──────── DATASET RECORDS

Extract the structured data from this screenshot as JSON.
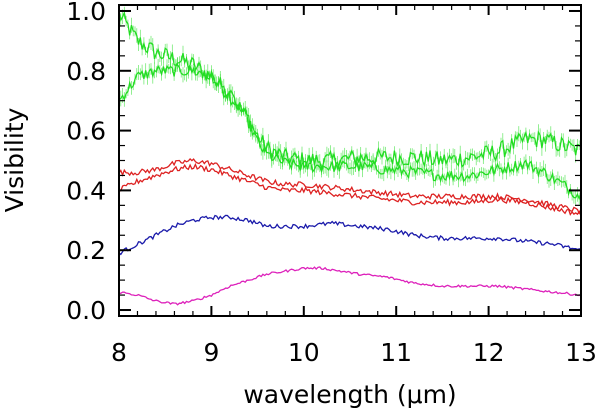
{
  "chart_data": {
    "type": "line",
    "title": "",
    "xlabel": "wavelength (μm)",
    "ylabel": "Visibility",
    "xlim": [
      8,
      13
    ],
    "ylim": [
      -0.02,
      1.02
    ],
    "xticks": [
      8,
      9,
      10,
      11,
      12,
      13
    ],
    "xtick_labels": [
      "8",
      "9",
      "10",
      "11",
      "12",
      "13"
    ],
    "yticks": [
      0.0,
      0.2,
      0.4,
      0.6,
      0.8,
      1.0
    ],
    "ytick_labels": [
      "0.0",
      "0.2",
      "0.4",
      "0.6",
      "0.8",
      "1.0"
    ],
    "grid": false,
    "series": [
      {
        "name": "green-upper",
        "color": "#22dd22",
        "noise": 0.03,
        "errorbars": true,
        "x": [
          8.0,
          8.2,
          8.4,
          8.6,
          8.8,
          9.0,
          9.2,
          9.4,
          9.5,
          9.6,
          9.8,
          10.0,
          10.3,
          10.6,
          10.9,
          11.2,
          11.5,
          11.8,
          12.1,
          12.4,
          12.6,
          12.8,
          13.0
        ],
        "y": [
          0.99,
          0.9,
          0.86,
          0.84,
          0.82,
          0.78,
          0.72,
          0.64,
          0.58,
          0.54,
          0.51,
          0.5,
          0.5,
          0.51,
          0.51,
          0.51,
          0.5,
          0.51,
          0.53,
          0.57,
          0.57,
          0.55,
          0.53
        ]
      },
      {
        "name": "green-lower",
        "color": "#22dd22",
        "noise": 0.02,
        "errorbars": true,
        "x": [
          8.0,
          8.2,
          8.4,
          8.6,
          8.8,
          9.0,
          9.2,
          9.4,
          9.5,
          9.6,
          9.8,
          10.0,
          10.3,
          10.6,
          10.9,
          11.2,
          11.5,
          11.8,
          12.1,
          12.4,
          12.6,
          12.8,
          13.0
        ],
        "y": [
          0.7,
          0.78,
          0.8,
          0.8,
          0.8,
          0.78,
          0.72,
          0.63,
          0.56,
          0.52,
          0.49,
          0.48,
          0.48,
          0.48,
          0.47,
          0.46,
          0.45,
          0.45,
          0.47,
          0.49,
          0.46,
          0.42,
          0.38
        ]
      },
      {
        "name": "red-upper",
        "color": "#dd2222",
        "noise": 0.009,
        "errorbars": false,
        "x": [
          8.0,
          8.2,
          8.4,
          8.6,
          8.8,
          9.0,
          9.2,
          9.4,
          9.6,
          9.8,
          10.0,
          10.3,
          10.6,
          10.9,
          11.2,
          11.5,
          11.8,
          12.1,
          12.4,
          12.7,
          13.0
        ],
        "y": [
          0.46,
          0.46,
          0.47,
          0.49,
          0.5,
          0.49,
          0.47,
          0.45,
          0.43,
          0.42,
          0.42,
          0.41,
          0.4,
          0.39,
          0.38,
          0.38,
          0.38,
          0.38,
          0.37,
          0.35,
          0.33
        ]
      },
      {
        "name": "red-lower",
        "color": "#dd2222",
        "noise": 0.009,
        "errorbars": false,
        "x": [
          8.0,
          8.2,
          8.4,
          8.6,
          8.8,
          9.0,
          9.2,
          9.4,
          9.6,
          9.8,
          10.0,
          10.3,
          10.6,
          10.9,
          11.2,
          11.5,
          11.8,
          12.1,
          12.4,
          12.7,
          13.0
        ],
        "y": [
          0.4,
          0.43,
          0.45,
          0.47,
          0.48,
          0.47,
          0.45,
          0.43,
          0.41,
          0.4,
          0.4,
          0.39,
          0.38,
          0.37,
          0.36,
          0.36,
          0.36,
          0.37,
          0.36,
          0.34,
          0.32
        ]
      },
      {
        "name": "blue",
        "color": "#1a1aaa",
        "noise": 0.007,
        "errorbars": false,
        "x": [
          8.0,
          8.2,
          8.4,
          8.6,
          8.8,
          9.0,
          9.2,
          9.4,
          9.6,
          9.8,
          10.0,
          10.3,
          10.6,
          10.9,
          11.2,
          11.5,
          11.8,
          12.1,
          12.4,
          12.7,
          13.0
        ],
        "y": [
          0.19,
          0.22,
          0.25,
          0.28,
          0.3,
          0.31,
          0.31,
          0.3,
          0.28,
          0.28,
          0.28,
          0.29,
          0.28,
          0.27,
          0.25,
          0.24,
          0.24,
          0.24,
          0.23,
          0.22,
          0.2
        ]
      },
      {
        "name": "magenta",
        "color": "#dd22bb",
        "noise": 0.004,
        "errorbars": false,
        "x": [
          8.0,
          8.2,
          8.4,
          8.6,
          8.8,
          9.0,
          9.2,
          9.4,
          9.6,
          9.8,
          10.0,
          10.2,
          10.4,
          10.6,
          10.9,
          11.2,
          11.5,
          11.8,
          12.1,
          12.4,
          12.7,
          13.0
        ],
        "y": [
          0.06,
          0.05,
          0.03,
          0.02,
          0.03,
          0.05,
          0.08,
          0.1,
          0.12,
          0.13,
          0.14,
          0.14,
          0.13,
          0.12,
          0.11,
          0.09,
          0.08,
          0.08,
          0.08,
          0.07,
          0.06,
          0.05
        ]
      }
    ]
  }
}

────────────────

— WORK INSTRUCTIONS —
Which lines contain "noise"? Copy each of them.

— ANSWER TO THE TASK —
        "noise": 0.03,
        "noise": 0.02,
        "noise": 0.009,
        "noise": 0.009,
        "noise": 0.007,
        "noise": 0.004,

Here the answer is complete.